Please print all of the material below, word for word.

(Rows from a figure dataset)
## begin
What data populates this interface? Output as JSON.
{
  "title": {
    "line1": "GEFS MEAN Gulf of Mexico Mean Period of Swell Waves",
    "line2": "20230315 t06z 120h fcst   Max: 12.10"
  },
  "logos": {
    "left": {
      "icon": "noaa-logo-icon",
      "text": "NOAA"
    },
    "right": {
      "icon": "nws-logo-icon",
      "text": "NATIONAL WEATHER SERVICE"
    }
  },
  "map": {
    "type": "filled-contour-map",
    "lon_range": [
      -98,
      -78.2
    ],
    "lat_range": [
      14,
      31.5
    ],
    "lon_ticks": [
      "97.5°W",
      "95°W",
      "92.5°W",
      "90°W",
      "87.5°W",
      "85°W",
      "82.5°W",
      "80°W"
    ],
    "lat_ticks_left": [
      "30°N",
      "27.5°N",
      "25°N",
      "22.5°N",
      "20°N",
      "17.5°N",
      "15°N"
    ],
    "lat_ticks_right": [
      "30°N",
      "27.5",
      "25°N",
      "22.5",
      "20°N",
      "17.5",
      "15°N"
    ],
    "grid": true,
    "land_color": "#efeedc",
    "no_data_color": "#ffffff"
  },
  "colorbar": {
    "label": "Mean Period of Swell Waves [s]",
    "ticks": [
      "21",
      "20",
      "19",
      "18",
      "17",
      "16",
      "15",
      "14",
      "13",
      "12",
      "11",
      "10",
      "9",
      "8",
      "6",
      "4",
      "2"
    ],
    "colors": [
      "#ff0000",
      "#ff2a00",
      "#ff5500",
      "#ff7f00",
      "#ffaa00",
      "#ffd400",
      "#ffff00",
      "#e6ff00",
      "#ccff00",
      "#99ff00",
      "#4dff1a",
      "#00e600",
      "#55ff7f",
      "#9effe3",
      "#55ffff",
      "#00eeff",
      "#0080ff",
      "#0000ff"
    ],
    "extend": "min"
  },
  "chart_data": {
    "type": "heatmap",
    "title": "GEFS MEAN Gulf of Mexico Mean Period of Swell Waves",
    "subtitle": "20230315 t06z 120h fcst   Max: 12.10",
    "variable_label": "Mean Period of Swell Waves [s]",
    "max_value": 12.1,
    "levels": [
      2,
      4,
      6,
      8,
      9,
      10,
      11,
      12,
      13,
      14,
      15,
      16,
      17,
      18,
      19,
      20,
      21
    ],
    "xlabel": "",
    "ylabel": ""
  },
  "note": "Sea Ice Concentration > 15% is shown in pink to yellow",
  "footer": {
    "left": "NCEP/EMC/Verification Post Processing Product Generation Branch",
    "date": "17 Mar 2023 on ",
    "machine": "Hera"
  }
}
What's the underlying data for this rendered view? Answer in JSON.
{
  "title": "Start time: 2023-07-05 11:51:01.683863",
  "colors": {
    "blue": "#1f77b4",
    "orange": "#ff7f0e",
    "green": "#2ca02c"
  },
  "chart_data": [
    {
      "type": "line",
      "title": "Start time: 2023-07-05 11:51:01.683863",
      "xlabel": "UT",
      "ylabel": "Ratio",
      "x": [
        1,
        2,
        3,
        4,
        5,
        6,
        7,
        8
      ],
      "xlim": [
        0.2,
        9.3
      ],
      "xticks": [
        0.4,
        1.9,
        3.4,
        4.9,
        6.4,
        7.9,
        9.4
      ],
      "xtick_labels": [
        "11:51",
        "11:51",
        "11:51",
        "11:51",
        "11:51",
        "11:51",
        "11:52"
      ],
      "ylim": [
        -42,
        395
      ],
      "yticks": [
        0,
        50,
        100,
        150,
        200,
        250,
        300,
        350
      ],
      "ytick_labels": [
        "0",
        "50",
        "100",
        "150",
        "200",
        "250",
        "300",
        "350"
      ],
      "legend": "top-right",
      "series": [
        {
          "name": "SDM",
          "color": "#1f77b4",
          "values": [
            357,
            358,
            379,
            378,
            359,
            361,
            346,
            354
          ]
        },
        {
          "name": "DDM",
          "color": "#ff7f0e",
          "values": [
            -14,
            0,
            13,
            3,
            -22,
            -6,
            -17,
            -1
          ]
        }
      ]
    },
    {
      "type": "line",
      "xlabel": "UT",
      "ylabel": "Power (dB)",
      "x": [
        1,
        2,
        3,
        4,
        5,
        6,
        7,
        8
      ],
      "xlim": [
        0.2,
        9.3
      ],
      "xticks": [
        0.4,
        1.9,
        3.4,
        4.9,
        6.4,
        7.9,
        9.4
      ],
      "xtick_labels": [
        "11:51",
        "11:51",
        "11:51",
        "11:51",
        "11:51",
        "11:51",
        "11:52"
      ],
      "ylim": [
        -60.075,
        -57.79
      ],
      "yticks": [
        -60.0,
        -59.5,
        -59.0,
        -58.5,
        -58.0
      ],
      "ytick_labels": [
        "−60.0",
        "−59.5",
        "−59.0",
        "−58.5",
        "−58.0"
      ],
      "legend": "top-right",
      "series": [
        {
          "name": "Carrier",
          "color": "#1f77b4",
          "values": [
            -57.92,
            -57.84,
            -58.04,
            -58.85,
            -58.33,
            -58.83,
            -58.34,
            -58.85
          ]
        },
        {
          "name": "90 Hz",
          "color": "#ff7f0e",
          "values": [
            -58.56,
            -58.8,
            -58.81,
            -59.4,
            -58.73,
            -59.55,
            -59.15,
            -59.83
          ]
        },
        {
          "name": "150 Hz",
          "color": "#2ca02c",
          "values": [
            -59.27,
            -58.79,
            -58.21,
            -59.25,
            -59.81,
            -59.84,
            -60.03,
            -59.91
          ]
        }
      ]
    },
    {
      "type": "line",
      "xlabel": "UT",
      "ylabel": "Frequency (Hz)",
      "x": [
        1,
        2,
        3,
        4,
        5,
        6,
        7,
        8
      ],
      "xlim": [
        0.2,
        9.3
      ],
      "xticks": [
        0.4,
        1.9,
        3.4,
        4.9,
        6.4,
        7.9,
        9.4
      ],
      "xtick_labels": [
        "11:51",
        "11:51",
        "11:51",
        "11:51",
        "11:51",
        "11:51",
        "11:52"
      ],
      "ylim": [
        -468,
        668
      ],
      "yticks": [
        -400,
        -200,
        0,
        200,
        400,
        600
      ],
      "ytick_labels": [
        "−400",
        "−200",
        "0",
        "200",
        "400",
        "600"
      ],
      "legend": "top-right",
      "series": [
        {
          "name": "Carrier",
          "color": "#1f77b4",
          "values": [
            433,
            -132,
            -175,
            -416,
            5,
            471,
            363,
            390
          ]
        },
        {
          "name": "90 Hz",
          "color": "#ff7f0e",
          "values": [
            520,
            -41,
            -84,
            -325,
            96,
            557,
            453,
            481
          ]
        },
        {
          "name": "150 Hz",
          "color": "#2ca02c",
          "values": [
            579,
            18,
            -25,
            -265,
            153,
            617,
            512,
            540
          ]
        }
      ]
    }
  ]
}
## end
• **REPLY TO THE TASK**
What data populates this interface? Output as JSON.
{
  "title": {
    "line1": "GEFS MEAN Gulf of Mexico Mean Period of Swell Waves",
    "line2": "20230315 t06z 120h fcst   Max: 12.10"
  },
  "logos": {
    "left": {
      "icon": "noaa-logo-icon",
      "text": "NOAA"
    },
    "right": {
      "icon": "nws-logo-icon",
      "text": "NATIONAL WEATHER SERVICE"
    }
  },
  "map": {
    "type": "filled-contour-map",
    "lon_range": [
      -98,
      -78.2
    ],
    "lat_range": [
      14,
      31.5
    ],
    "lon_ticks": [
      "97.5°W",
      "95°W",
      "92.5°W",
      "90°W",
      "87.5°W",
      "85°W",
      "82.5°W",
      "80°W"
    ],
    "lat_ticks_left": [
      "30°N",
      "27.5°N",
      "25°N",
      "22.5°N",
      "20°N",
      "17.5°N",
      "15°N"
    ],
    "lat_ticks_right": [
      "30°N",
      "27.5",
      "25°N",
      "22.5",
      "20°N",
      "17.5",
      "15°N"
    ],
    "grid": true,
    "land_color": "#efeedc",
    "no_data_color": "#ffffff"
  },
  "colorbar": {
    "label": "Mean Period of Swell Waves [s]",
    "ticks": [
      "21",
      "20",
      "19",
      "18",
      "17",
      "16",
      "15",
      "14",
      "13",
      "12",
      "11",
      "10",
      "9",
      "8",
      "6",
      "4",
      "2"
    ],
    "colors": [
      "#ff0000",
      "#ff2a00",
      "#ff5500",
      "#ff7f00",
      "#ffaa00",
      "#ffd400",
      "#ffff00",
      "#e6ff00",
      "#ccff00",
      "#99ff00",
      "#4dff1a",
      "#00e600",
      "#55ff7f",
      "#9effe3",
      "#55ffff",
      "#00eeff",
      "#0080ff",
      "#0000ff"
    ],
    "extend": "min"
  },
  "chart_data": {
    "type": "heatmap",
    "title": "GEFS MEAN Gulf of Mexico Mean Period of Swell Waves",
    "subtitle": "20230315 t06z 120h fcst   Max: 12.10",
    "variable_label": "Mean Period of Swell Waves [s]",
    "max_value": 12.1,
    "levels": [
      2,
      4,
      6,
      8,
      9,
      10,
      11,
      12,
      13,
      14,
      15,
      16,
      17,
      18,
      19,
      20,
      21
    ],
    "xlabel": "",
    "ylabel": ""
  },
  "note": "Sea Ice Concentration > 15% is shown in pink to yellow",
  "footer": {
    "left": "NCEP/EMC/Verification Post Processing Product Generation Branch",
    "date": "17 Mar 2023 on ",
    "machine": "Hera"
  }
}
What's the underlying data for this rendered view? Answer in JSON.
{
  "title": "Start time: 2023-07-05 11:51:01.683863",
  "colors": {
    "blue": "#1f77b4",
    "orange": "#ff7f0e",
    "green": "#2ca02c"
  },
  "chart_data": [
    {
      "type": "line",
      "title": "Start time: 2023-07-05 11:51:01.683863",
      "xlabel": "UT",
      "ylabel": "Ratio",
      "x": [
        1,
        2,
        3,
        4,
        5,
        6,
        7,
        8
      ],
      "xlim": [
        0.2,
        9.3
      ],
      "xticks": [
        0.4,
        1.9,
        3.4,
        4.9,
        6.4,
        7.9,
        9.4
      ],
      "xtick_labels": [
        "11:51",
        "11:51",
        "11:51",
        "11:51",
        "11:51",
        "11:51",
        "11:52"
      ],
      "ylim": [
        -42,
        395
      ],
      "yticks": [
        0,
        50,
        100,
        150,
        200,
        250,
        300,
        350
      ],
      "ytick_labels": [
        "0",
        "50",
        "100",
        "150",
        "200",
        "250",
        "300",
        "350"
      ],
      "legend": "top-right",
      "series": [
        {
          "name": "SDM",
          "color": "#1f77b4",
          "values": [
            357,
            358,
            379,
            378,
            359,
            361,
            346,
            354
          ]
        },
        {
          "name": "DDM",
          "color": "#ff7f0e",
          "values": [
            -14,
            0,
            13,
            3,
            -22,
            -6,
            -17,
            -1
          ]
        }
      ]
    },
    {
      "type": "line",
      "xlabel": "UT",
      "ylabel": "Power (dB)",
      "x": [
        1,
        2,
        3,
        4,
        5,
        6,
        7,
        8
      ],
      "xlim": [
        0.2,
        9.3
      ],
      "xticks": [
        0.4,
        1.9,
        3.4,
        4.9,
        6.4,
        7.9,
        9.4
      ],
      "xtick_labels": [
        "11:51",
        "11:51",
        "11:51",
        "11:51",
        "11:51",
        "11:51",
        "11:52"
      ],
      "ylim": [
        -60.075,
        -57.79
      ],
      "yticks": [
        -60.0,
        -59.5,
        -59.0,
        -58.5,
        -58.0
      ],
      "ytick_labels": [
        "−60.0",
        "−59.5",
        "−59.0",
        "−58.5",
        "−58.0"
      ],
      "legend": "top-right",
      "series": [
        {
          "name": "Carrier",
          "color": "#1f77b4",
          "values": [
            -57.92,
            -57.84,
            -58.04,
            -58.85,
            -58.33,
            -58.83,
            -58.34,
            -58.85
          ]
        },
        {
          "name": "90 Hz",
          "color": "#ff7f0e",
          "values": [
            -58.56,
            -58.8,
            -58.81,
            -59.4,
            -58.73,
            -59.55,
            -59.15,
            -59.83
          ]
        },
        {
          "name": "150 Hz",
          "color": "#2ca02c",
          "values": [
            -59.27,
            -58.79,
            -58.21,
            -59.25,
            -59.81,
            -59.84,
            -60.03,
            -59.91
          ]
        }
      ]
    },
    {
      "type": "line",
      "xlabel": "UT",
      "ylabel": "Frequency (Hz)",
      "x": [
        1,
        2,
        3,
        4,
        5,
        6,
        7,
        8
      ],
      "xlim": [
        0.2,
        9.3
      ],
      "xticks": [
        0.4,
        1.9,
        3.4,
        4.9,
        6.4,
        7.9,
        9.4
      ],
      "xtick_labels": [
        "11:51",
        "11:51",
        "11:51",
        "11:51",
        "11:51",
        "11:51",
        "11:52"
      ],
      "ylim": [
        -468,
        668
      ],
      "yticks": [
        -400,
        -200,
        0,
        200,
        400,
        600
      ],
      "ytick_labels": [
        "−400",
        "−200",
        "0",
        "200",
        "400",
        "600"
      ],
      "legend": "top-right",
      "series": [
        {
          "name": "Carrier",
          "color": "#1f77b4",
          "values": [
            433,
            -132,
            -175,
            -416,
            5,
            471,
            363,
            390
          ]
        },
        {
          "name": "90 Hz",
          "color": "#ff7f0e",
          "values": [
            520,
            -41,
            -84,
            -325,
            96,
            557,
            453,
            481
          ]
        },
        {
          "name": "150 Hz",
          "color": "#2ca02c",
          "values": [
            579,
            18,
            -25,
            -265,
            153,
            617,
            512,
            540
          ]
        }
      ]
    }
  ]
}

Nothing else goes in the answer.